### [Problem statement]
Reproduce each line from the records that holds "新建教学楼".

### [Supplied data]
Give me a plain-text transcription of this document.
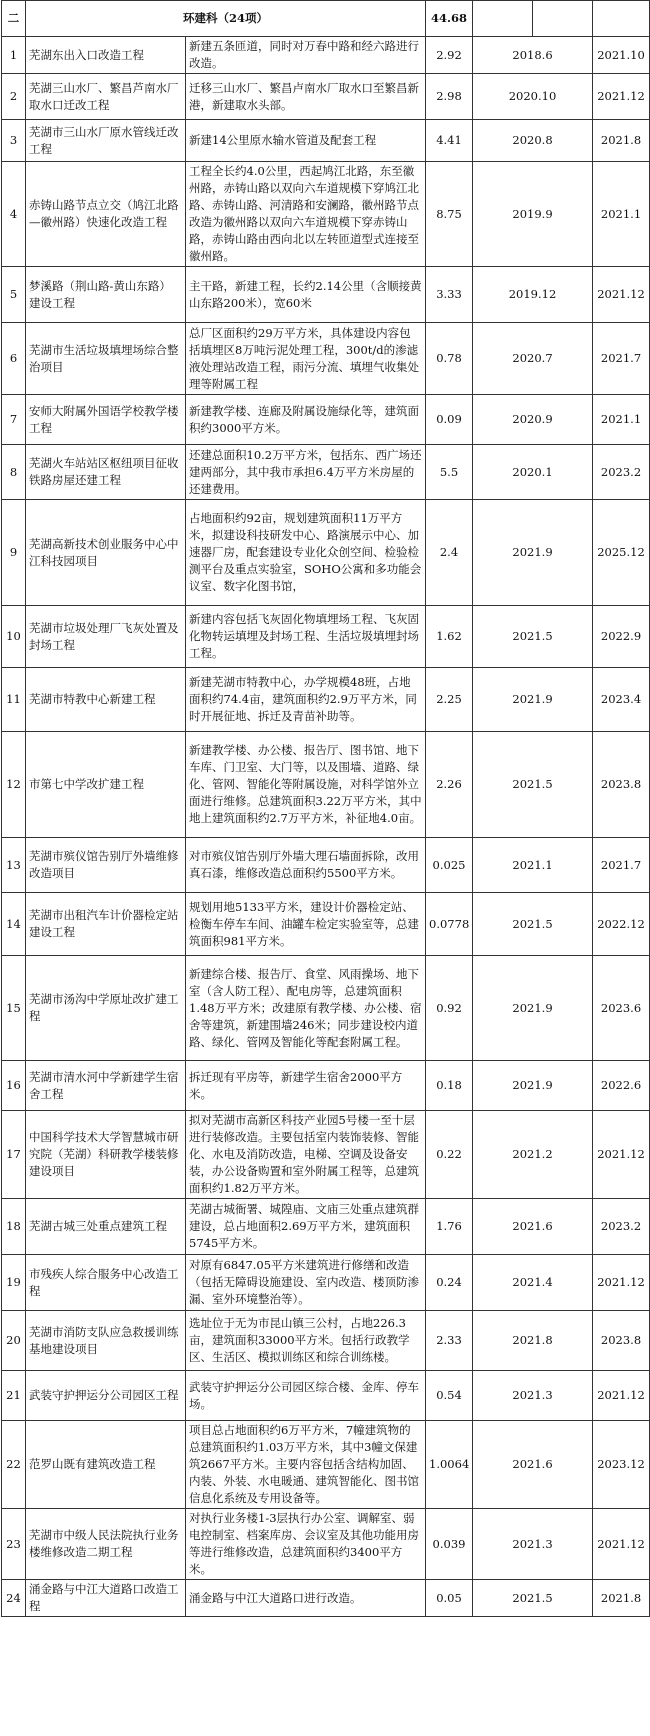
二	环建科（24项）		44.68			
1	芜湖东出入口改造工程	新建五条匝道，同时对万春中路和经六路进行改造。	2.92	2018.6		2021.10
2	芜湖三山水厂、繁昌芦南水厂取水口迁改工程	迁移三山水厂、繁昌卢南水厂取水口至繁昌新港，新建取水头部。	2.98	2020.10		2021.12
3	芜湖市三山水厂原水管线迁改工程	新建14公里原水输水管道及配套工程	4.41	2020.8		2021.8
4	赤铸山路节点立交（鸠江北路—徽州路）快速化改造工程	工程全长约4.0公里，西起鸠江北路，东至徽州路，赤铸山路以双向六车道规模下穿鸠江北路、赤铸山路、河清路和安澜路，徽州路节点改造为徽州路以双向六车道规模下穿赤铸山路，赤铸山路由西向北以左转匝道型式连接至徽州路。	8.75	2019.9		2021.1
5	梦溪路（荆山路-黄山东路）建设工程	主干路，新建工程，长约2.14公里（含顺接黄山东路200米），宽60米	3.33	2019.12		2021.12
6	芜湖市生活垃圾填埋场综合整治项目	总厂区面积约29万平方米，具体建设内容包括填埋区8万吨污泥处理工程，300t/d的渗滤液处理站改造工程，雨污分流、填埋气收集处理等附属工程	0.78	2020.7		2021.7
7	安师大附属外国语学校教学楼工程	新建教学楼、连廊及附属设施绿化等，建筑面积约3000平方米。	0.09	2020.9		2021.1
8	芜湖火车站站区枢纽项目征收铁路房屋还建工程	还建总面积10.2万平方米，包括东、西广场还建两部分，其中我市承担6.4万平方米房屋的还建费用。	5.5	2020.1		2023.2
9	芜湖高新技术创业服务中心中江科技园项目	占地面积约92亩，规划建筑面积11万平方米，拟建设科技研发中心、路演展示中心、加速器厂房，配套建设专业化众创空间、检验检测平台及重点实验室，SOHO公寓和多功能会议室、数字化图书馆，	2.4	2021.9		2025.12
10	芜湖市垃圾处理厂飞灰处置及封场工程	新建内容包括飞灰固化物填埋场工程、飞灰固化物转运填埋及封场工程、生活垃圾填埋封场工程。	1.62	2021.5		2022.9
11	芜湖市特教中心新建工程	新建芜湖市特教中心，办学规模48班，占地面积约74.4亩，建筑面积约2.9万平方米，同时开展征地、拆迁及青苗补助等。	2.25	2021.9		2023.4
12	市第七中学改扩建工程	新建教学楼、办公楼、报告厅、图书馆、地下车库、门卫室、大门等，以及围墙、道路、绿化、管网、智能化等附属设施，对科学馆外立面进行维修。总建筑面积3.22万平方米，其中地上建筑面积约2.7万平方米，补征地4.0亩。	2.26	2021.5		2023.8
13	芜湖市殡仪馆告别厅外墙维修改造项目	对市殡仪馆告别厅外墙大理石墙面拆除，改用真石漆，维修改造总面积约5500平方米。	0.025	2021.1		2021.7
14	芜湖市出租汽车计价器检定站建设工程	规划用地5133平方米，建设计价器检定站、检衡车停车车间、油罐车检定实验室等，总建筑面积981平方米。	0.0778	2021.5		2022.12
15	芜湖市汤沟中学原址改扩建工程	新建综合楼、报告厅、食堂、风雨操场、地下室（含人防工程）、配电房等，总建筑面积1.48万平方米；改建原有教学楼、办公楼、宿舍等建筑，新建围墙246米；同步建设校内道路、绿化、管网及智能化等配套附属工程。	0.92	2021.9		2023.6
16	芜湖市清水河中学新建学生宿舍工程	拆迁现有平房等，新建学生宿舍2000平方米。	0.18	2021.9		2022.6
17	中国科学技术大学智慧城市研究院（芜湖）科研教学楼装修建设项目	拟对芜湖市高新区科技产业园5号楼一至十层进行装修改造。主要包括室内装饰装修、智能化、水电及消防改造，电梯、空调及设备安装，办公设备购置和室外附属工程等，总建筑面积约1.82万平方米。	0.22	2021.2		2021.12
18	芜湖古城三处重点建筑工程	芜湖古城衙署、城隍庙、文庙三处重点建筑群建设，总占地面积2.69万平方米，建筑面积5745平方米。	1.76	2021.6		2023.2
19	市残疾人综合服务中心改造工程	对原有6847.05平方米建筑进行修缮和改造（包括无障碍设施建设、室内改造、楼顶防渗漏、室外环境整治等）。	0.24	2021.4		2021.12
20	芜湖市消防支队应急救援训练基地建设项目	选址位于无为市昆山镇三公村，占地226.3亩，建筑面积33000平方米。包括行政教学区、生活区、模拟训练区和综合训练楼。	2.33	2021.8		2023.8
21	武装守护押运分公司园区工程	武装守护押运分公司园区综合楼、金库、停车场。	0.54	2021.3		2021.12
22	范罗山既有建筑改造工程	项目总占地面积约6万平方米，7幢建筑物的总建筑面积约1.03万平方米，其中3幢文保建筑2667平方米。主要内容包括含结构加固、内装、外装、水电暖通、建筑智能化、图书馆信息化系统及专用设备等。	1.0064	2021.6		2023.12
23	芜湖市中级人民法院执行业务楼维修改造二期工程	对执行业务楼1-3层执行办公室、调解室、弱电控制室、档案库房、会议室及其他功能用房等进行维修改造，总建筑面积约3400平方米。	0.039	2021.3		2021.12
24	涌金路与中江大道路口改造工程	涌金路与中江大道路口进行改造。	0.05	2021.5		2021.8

--

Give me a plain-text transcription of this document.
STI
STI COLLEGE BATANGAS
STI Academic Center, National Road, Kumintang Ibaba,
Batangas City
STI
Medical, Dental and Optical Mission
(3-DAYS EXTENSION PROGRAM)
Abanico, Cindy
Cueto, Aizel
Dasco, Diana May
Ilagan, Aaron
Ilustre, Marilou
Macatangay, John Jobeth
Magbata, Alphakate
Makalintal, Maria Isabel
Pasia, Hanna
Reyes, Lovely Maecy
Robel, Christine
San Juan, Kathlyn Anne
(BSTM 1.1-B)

### [Solution]
7	安师大附属外国语学校教学楼工程	新建教学楼、连廊及附属设施绿化等，建筑面积约3000平方米。	0.09	2020.9		2021.1
12	市第七中学改扩建工程	新建教学楼、办公楼、报告厅、图书馆、地下车库、门卫室、大门等，以及围墙、道路、绿化、管网、智能化等附属设施，对科学馆外立面进行维修。总建筑面积3.22万平方米，其中地上建筑面积约2.7万平方米，补征地4.0亩。	2.26	2021.5		2023.8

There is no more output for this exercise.